Data extracted from a collection:
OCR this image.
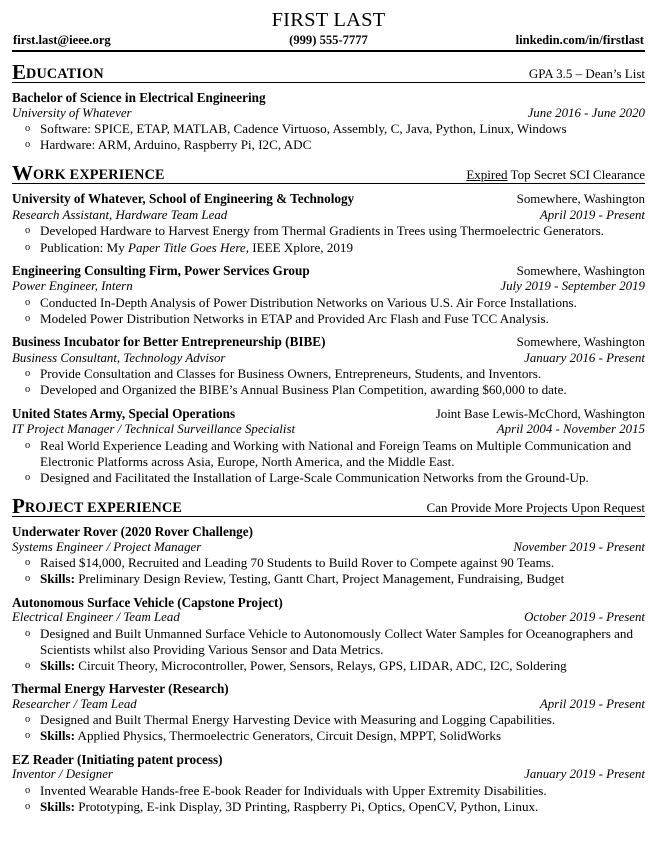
FIRST LAST
first.last@ieee.org	(999) 555-7777	linkedin.com/in/firstlast
EDUCATION	GPA 3.5 – Dean’s List
Bachelor of Science in Electrical Engineering
University of Whatever	June 2016 - June 2020
o Software: SPICE, ETAP, MATLAB, Cadence Virtuoso, Assembly, C, Java, Python, Linux, Windows
o Hardware: ARM, Arduino, Raspberry Pi, I2C, ADC
WORK EXPERIENCE	Expired Top Secret SCI Clearance
University of Whatever, School of Engineering & Technology	Somewhere, Washington
Research Assistant, Hardware Team Lead	April 2019 - Present
o Developed Hardware to Harvest Energy from Thermal Gradients in Trees using Thermoelectric Generators.
o Publication: My Paper Title Goes Here, IEEE Xplore, 2019
Engineering Consulting Firm, Power Services Group	Somewhere, Washington
Power Engineer, Intern	July 2019 - September 2019
o Conducted In-Depth Analysis of Power Distribution Networks on Various U.S. Air Force Installations.
o Modeled Power Distribution Networks in ETAP and Provided Arc Flash and Fuse TCC Analysis.
Business Incubator for Better Entrepreneurship (BIBE)	Somewhere, Washington
Business Consultant, Technology Advisor	January 2016 - Present
o Provide Consultation and Classes for Business Owners, Entrepreneurs, Students, and Inventors.
o Developed and Organized the BIBE’s Annual Business Plan Competition, awarding $60,000 to date.
United States Army, Special Operations	Joint Base Lewis-McChord, Washington
IT Project Manager / Technical Surveillance Specialist	April 2004 - November 2015
o Real World Experience Leading and Working with National and Foreign Teams on Multiple Communication and Electronic Platforms across Asia, Europe, North America, and the Middle East.
o Designed and Facilitated the Installation of Large-Scale Communication Networks from the Ground-Up.
PROJECT EXPERIENCE	Can Provide More Projects Upon Request
Underwater Rover (2020 Rover Challenge)
Systems Engineer / Project Manager	November 2019 - Present
o Raised $14,000, Recruited and Leading 70 Students to Build Rover to Compete against 90 Teams.
o Skills: Preliminary Design Review, Testing, Gantt Chart, Project Management, Fundraising, Budget
Autonomous Surface Vehicle (Capstone Project)
Electrical Engineer / Team Lead	October 2019 - Present
o Designed and Built Unmanned Surface Vehicle to Autonomously Collect Water Samples for Oceanographers and Scientists whilst also Providing Various Sensor and Data Metrics.
o Skills: Circuit Theory, Microcontroller, Power, Sensors, Relays, GPS, LIDAR, ADC, I2C, Soldering
Thermal Energy Harvester (Research)
Researcher / Team Lead	April 2019 - Present
o Designed and Built Thermal Energy Harvesting Device with Measuring and Logging Capabilities.
o Skills: Applied Physics, Thermoelectric Generators, Circuit Design, MPPT, SolidWorks
EZ Reader (Initiating patent process)
Inventor / Designer	January 2019 - Present
o Invented Wearable Hands-free E-book Reader for Individuals with Upper Extremity Disabilities.
o Skills: Prototyping, E-ink Display, 3D Printing, Raspberry Pi, Optics, OpenCV, Python, Linux.
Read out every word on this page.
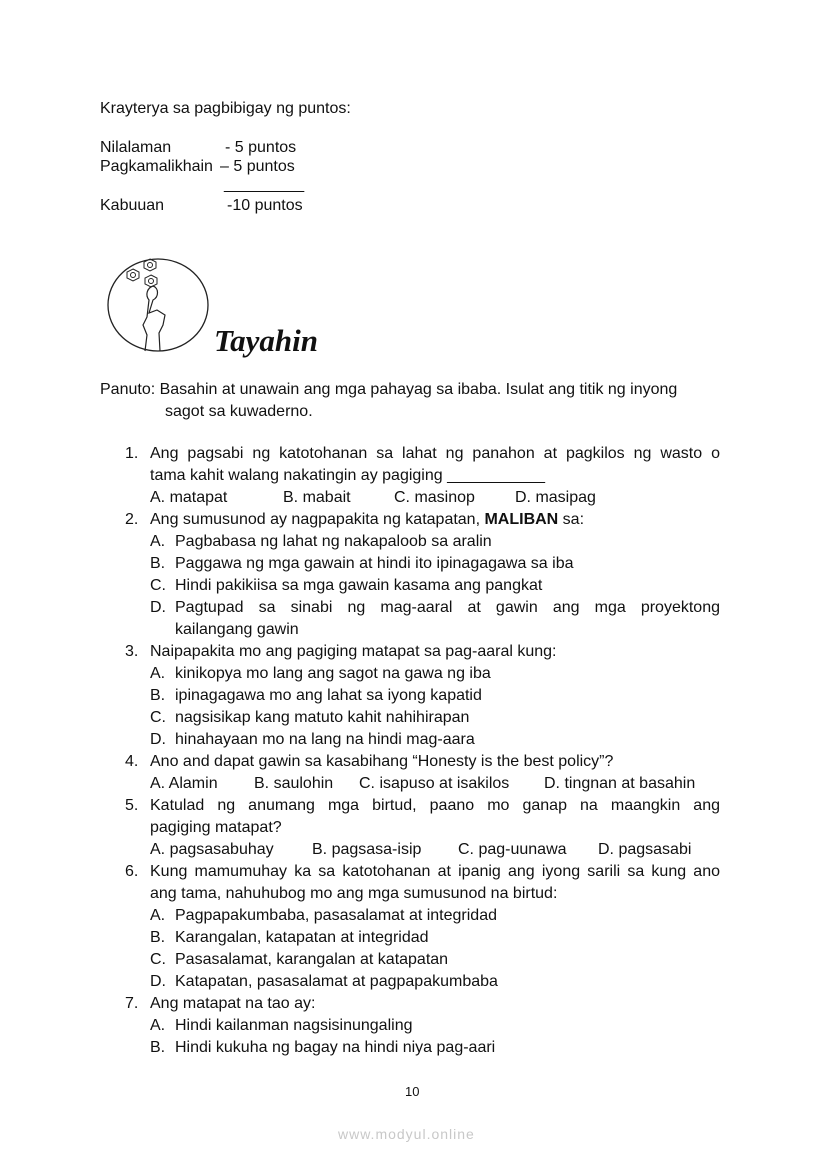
Krayterya sa pagbibigay ng puntos:
Nilalaman	- 5 puntos
Pagkamalikhain – 5 puntos
_________
Kabuuan	-10 puntos
Tayahin
Panuto: Basahin at unawain ang mga pahayag sa ibaba. Isulat ang titik ng inyong
sagot sa kuwaderno.
1. Ang pagsabi ng katotohanan sa lahat ng panahon at pagkilos ng wasto o
tama kahit walang nakatingin ay pagiging ___________
A. matapat	B. mabait	C. masinop	D. masipag
2. Ang sumusunod ay nagpapakita ng katapatan, MALIBAN sa:
A. Pagbabasa ng lahat ng nakapaloob sa aralin
B. Paggawa ng mga gawain at hindi ito ipinagagawa sa iba
C. Hindi pakikiisa sa mga gawain kasama ang pangkat
D. Pagtupad sa sinabi ng mag-aaral at gawin ang mga proyektong
kailangang gawin
3. Naipapakita mo ang pagiging matapat sa pag-aaral kung:
A. kinikopya mo lang ang sagot na gawa ng iba
B. ipinagagawa mo ang lahat sa iyong kapatid
C. nagsisikap kang matuto kahit nahihirapan
D. hinahayaan mo na lang na hindi mag-aara
4. Ano and dapat gawin sa kasabihang “Honesty is the best policy”?
A. Alamin B. saulohin C. isapuso at isakilos D. tingnan at basahin
5. Katulad ng anumang mga birtud, paano mo ganap na maangkin ang
pagiging matapat?
A. pagsasabuhay B. pagsasa-isip C. pag-uunawa D. pagsasabi
6. Kung mamumuhay ka sa katotohanan at ipanig ang iyong sarili sa kung ano
ang tama, nahuhubog mo ang mga sumusunod na birtud:
A. Pagpapakumbaba, pasasalamat at integridad
B. Karangalan, katapatan at integridad
C. Pasasalamat, karangalan at katapatan
D. Katapatan, pasasalamat at pagpapakumbaba
7. Ang matapat na tao ay:
A. Hindi kailanman nagsisinungaling
B. Hindi kukuha ng bagay na hindi niya pag-aari
10
www.modyul.online
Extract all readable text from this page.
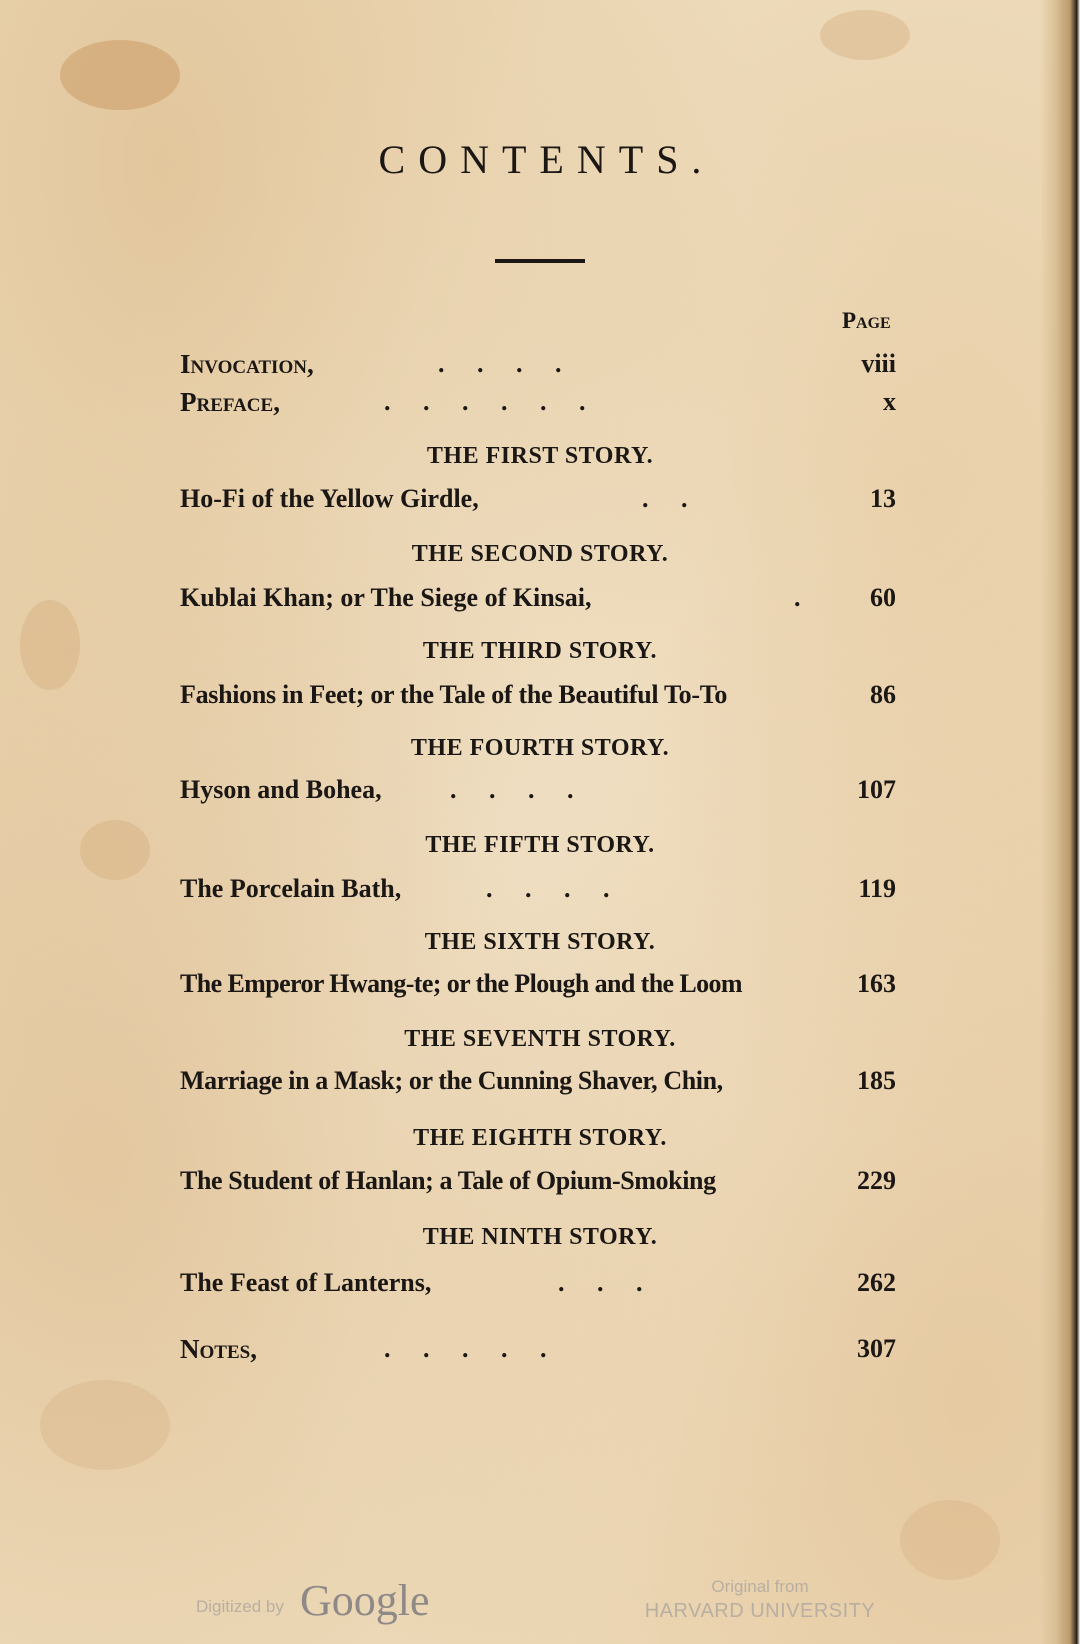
CONTENTS.
Page
Invocation,	.     .     .     .	viii
Preface,	.     .     .     .     .     .	x
THE FIRST STORY.
Ho-Fi of the Yellow Girdle,	.     .	13
THE SECOND STORY.
Kublai Khan; or The Siege of Kinsai,	.	60
THE THIRD STORY.
Fashions in Feet; or the Tale of the Beautiful To-To	86
THE FOURTH STORY.
Hyson and Bohea,	.     .     .     .	107
THE FIFTH STORY.
The Porcelain Bath,	.     .     .     .	119
THE SIXTH STORY.
The Emperor Hwang-te; or the Plough and the Loom	163
THE SEVENTH STORY.
Marriage in a Mask; or the Cunning Shaver, Chin,	185
THE EIGHTH STORY.
The Student of Hanlan; a Tale of Opium-Smoking	229
THE NINTH STORY.
The Feast of Lanterns,	.     .     .	262
Notes,	.     .     .     .     .	307
Digitized by Google	Original from
HARVARD UNIVERSITY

#### [Aim of the task]
Count the lines in the records above that contain the word "Linux", and give only that number.

#### [Finished task]
2